Each entry below is to be extracted exactly.

--- START Records to use ---

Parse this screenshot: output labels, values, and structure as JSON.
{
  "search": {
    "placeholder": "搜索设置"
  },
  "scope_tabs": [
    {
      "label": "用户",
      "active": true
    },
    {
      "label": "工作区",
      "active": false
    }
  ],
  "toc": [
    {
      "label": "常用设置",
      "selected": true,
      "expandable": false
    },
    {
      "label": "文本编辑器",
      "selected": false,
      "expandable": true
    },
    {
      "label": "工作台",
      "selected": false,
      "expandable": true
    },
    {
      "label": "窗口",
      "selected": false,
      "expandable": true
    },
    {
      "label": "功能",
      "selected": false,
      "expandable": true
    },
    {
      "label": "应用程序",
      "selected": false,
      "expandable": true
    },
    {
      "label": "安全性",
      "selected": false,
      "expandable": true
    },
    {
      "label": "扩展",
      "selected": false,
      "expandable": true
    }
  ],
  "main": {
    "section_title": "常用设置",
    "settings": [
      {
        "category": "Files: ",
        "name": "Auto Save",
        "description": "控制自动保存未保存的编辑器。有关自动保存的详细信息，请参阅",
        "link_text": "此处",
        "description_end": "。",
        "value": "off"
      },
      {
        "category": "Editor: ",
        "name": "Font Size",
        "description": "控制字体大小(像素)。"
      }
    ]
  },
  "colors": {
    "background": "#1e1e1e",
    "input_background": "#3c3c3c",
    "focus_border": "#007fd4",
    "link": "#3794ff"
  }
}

--- END Records to use ---

* [Task solution]:
Parse this screenshot: output labels, values, and structure as JSON.
{
  "search": {
    "placeholder": "搜索设置"
  },
  "scope_tabs": [
    {
      "label": "用户",
      "active": true
    },
    {
      "label": "工作区",
      "active": false
    }
  ],
  "toc": [
    {
      "label": "常用设置",
      "selected": true,
      "expandable": false
    },
    {
      "label": "文本编辑器",
      "selected": false,
      "expandable": true
    },
    {
      "label": "工作台",
      "selected": false,
      "expandable": true
    },
    {
      "label": "窗口",
      "selected": false,
      "expandable": true
    },
    {
      "label": "功能",
      "selected": false,
      "expandable": true
    },
    {
      "label": "应用程序",
      "selected": false,
      "expandable": true
    },
    {
      "label": "安全性",
      "selected": false,
      "expandable": true
    },
    {
      "label": "扩展",
      "selected": false,
      "expandable": true
    }
  ],
  "main": {
    "section_title": "常用设置",
    "settings": [
      {
        "category": "Files: ",
        "name": "Auto Save",
        "description": "控制自动保存未保存的编辑器。有关自动保存的详细信息，请参阅",
        "link_text": "此处",
        "description_end": "。",
        "value": "off"
      },
      {
        "category": "Editor: ",
        "name": "Font Size",
        "description": "控制字体大小(像素)。"
      }
    ]
  },
  "colors": {
    "background": "#1e1e1e",
    "input_background": "#3c3c3c",
    "focus_border": "#007fd4",
    "link": "#3794ff"
  }
}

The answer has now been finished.